# Problem to work on:
Search the data below for the word "which" and copy each line that holds it.

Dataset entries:
--*--

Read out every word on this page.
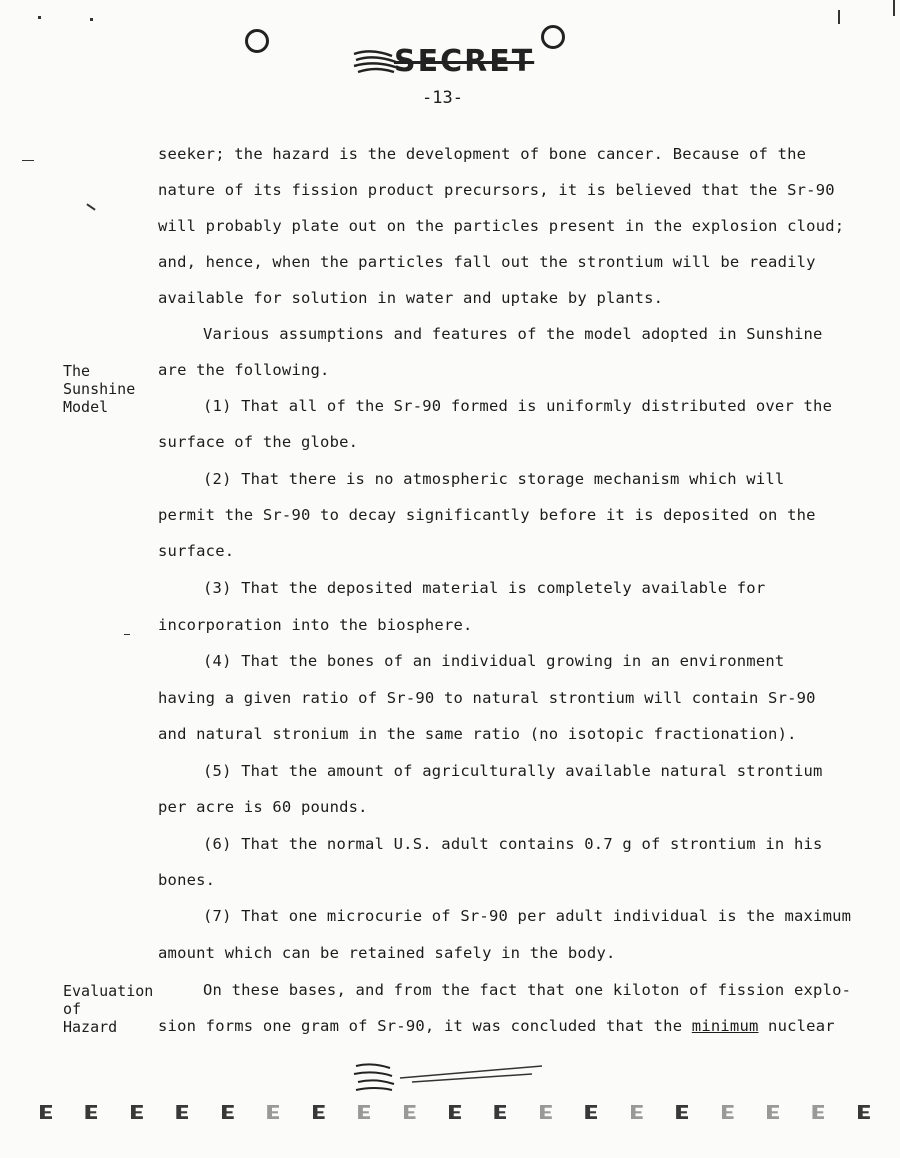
SECRET
-13-
The
Sunshine
Model
Evaluation
of
Hazard
seeker; the hazard is the development of bone cancer. Because of the
nature of its fission product precursors, it is believed that the Sr-90
will probably plate out on the particles present in the explosion cloud;
and, hence, when the particles fall out the strontium will be readily
available for solution in water and uptake by plants.
Various assumptions and features of the model adopted in Sunshine
are the following.
(1) That all of the Sr-90 formed is uniformly distributed over the
surface of the globe.
(2) That there is no atmospheric storage mechanism which will
permit the Sr-90 to decay significantly before it is deposited on the
surface.
(3) That the deposited material is completely available for
incorporation into the biosphere.
(4) That the bones of an individual growing in an environment
having a given ratio of Sr-90 to natural strontium will contain Sr-90
and natural stronium in the same ratio (no isotopic fractionation).
(5) That the amount of agriculturally available natural strontium
per acre is 60 pounds.
(6) That the normal U.S. adult contains 0.7 g of strontium in his
bones.
(7) That one microcurie of Sr-90 per adult individual is the maximum
amount which can be retained safely in the body.
On these bases, and from the fact that one kiloton of fission explo-
sion forms one gram of Sr-90, it was concluded that the minimum nuclear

--*--

# Solution:
(2) That there is no atmospheric storage mechanism which will
amount which can be retained safely in the body.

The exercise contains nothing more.